### The task
In the material below, find each line holding the string "studies" and copy it.

### Dataset records
□ □ □ □ □ □ □

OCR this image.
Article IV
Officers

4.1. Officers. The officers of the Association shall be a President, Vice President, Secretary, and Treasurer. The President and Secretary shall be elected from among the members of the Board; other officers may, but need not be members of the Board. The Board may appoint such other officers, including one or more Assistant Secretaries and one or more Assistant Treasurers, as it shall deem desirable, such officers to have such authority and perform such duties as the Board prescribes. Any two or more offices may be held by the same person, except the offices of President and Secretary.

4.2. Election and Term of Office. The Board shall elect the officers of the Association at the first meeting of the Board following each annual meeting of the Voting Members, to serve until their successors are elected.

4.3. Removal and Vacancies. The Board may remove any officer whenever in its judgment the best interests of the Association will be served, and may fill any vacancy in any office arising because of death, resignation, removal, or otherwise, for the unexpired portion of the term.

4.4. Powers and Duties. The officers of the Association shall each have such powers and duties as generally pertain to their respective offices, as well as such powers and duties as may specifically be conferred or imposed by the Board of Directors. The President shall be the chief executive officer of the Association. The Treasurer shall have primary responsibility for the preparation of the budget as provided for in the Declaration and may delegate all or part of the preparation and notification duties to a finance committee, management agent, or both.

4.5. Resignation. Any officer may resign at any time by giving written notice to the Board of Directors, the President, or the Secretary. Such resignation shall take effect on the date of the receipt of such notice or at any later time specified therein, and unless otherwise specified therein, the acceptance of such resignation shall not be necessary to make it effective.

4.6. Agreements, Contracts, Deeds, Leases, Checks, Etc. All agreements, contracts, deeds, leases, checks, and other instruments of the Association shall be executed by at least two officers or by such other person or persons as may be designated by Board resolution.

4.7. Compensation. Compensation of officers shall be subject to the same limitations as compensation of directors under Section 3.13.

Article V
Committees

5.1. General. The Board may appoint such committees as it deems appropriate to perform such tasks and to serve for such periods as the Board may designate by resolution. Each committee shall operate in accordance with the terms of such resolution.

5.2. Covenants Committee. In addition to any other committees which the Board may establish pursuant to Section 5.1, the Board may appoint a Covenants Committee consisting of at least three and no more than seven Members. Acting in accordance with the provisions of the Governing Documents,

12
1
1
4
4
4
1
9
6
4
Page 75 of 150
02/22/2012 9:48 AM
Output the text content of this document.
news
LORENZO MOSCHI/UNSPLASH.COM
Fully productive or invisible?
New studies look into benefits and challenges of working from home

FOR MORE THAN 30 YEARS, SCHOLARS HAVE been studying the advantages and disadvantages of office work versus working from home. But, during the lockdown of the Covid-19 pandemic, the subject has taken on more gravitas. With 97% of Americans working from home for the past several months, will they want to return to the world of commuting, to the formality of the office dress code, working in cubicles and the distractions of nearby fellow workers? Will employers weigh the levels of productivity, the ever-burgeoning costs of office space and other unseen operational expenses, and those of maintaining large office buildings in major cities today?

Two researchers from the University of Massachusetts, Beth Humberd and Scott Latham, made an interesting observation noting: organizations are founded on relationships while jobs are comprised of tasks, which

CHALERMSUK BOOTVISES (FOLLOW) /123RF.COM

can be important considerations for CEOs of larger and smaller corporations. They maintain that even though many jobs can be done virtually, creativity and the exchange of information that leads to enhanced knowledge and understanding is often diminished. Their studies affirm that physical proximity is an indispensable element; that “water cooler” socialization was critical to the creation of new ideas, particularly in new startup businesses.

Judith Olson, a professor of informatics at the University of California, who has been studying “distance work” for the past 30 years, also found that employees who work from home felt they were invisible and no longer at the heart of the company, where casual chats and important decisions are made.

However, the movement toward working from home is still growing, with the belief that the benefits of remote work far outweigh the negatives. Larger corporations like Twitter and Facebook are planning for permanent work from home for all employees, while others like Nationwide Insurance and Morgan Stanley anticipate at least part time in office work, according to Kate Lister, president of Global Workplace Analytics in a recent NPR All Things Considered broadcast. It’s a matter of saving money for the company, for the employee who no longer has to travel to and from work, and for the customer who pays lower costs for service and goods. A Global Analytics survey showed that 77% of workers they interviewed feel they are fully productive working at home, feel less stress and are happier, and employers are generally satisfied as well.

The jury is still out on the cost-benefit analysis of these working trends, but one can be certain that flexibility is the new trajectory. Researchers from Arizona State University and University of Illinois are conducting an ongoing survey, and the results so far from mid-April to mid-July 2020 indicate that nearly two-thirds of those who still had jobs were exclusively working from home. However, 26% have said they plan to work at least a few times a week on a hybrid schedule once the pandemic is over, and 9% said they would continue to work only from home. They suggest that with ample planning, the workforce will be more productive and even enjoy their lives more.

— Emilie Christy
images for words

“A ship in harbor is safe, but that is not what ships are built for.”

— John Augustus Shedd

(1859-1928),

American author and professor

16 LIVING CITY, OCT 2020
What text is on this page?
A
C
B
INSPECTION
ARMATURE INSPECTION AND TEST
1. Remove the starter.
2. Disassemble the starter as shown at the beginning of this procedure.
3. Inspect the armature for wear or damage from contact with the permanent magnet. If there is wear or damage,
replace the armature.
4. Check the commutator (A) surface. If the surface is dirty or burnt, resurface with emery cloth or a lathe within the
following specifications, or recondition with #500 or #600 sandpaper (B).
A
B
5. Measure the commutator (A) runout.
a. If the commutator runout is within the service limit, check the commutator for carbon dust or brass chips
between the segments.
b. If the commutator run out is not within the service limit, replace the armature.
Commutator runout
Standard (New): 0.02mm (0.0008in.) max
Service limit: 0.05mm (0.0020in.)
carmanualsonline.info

□ □ □ □ □ □ □

### Full output
New studies look into benefits and challenges of working from home
can be important considerations for CEOs of larger and smaller corporations. They maintain that even though many jobs can be done virtually, creativity and the exchange of information that leads to enhanced knowledge and understanding is often diminished. Their studies affirm that physical proximity is an indispensable element; that “water cooler” socialization was critical to the creation of new ideas, particularly in new startup businesses.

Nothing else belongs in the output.